_Given request_
From the entries below, gather every line containing the string "studies".

═════ Raw records ═════

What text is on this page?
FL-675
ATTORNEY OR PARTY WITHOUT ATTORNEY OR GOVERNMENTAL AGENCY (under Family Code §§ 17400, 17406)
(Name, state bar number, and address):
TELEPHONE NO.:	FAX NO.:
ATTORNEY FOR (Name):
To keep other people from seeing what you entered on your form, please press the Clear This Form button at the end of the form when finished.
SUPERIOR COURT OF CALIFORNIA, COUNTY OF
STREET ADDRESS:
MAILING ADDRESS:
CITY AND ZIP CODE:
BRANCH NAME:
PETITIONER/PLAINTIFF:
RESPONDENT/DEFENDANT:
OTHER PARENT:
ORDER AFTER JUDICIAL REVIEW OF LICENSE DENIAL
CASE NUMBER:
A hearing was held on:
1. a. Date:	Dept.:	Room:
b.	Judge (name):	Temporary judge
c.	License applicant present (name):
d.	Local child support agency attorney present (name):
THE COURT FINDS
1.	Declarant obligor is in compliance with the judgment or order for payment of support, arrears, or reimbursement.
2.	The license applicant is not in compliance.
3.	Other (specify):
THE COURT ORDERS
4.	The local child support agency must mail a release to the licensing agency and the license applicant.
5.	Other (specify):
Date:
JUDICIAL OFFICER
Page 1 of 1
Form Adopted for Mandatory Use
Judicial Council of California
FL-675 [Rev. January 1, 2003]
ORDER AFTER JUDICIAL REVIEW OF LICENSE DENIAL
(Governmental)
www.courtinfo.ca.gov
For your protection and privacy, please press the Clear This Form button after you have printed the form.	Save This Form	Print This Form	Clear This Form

═════
═════ Raw records ═════

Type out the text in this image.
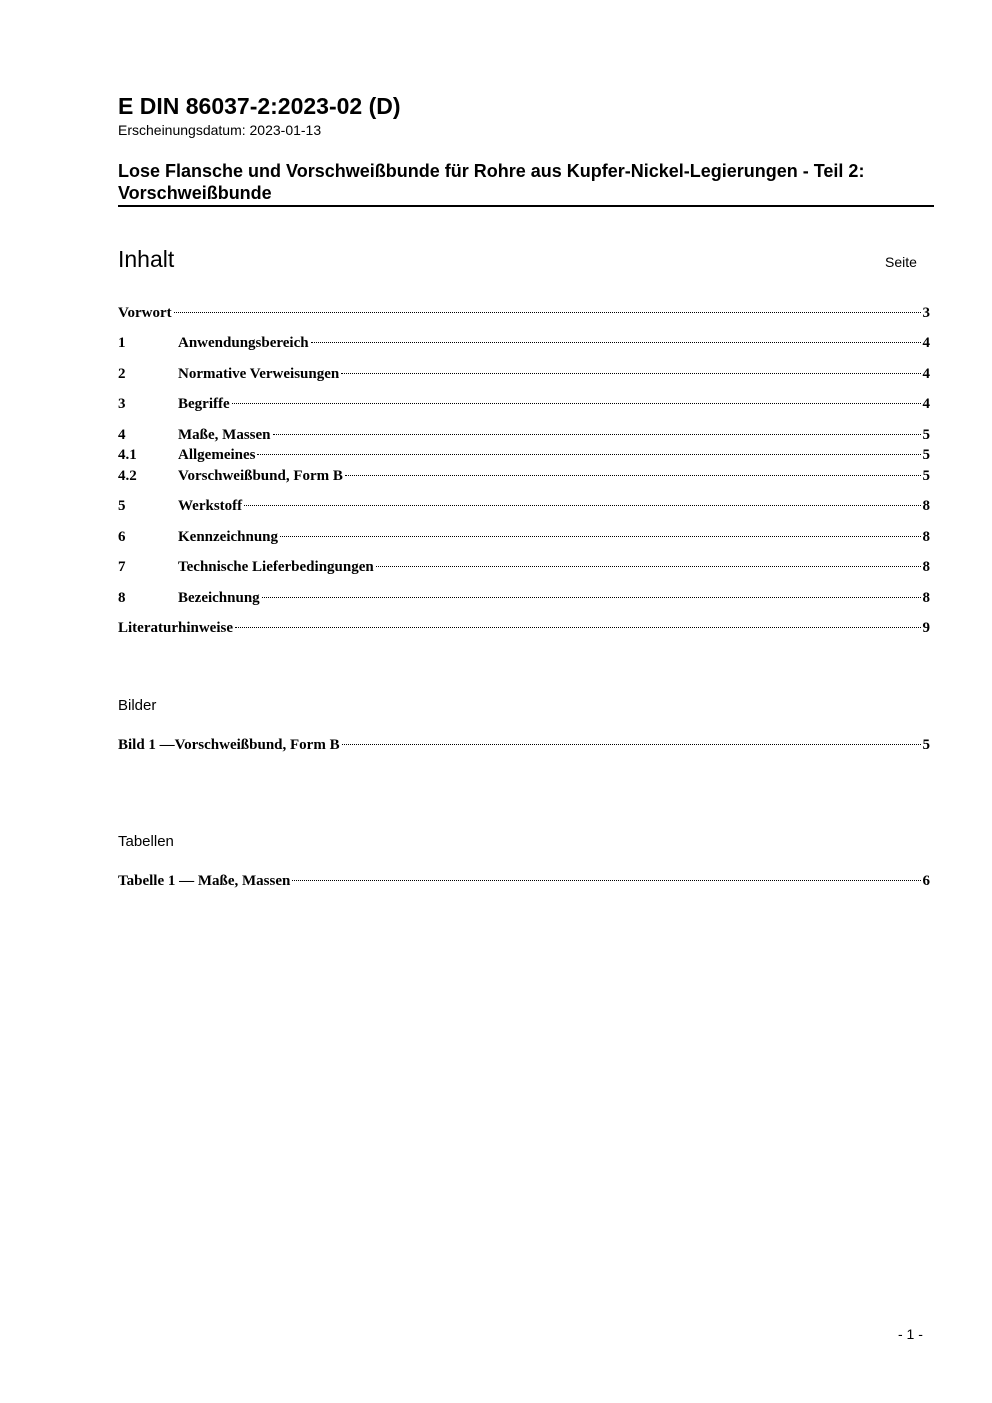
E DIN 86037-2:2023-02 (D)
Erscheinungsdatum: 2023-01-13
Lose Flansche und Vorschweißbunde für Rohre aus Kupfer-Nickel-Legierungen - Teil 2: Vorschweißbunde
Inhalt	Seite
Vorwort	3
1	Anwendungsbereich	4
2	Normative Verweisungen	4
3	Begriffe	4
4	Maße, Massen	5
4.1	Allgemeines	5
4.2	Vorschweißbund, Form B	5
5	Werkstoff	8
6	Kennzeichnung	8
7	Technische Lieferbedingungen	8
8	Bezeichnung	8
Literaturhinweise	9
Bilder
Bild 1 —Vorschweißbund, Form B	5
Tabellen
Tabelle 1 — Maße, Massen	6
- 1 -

═════
═════ Raw records ═════

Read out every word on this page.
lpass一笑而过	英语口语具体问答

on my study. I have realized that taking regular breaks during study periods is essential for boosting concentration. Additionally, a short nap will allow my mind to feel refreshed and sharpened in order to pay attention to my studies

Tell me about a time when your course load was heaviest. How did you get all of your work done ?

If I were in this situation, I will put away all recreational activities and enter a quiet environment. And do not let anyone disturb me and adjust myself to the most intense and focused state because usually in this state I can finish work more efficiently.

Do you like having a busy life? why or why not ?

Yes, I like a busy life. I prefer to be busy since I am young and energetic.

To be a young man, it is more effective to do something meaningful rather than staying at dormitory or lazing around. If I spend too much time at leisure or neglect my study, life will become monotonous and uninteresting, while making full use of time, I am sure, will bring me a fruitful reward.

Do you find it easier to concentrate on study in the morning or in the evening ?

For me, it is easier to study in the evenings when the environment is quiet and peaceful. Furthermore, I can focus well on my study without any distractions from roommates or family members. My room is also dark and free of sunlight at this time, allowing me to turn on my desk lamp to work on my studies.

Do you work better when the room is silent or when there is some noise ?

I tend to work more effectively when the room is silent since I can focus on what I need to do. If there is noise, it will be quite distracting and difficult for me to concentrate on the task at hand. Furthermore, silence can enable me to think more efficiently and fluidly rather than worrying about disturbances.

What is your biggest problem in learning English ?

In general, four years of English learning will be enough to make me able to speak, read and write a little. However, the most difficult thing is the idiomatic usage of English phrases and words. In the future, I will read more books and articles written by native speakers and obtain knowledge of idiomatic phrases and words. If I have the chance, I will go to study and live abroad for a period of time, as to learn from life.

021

═════

_Solved problem_
on my study. I have realized that taking regular breaks during study periods is essential for boosting concentration. Additionally, a short nap will allow my mind to feel refreshed and sharpened in order to pay attention to my studies
For me, it is easier to study in the evenings when the environment is quiet and peaceful. Furthermore, I can focus well on my study without any distractions from roommates or family members. My room is also dark and free of sunlight at this time, allowing me to turn on my desk lamp to work on my studies.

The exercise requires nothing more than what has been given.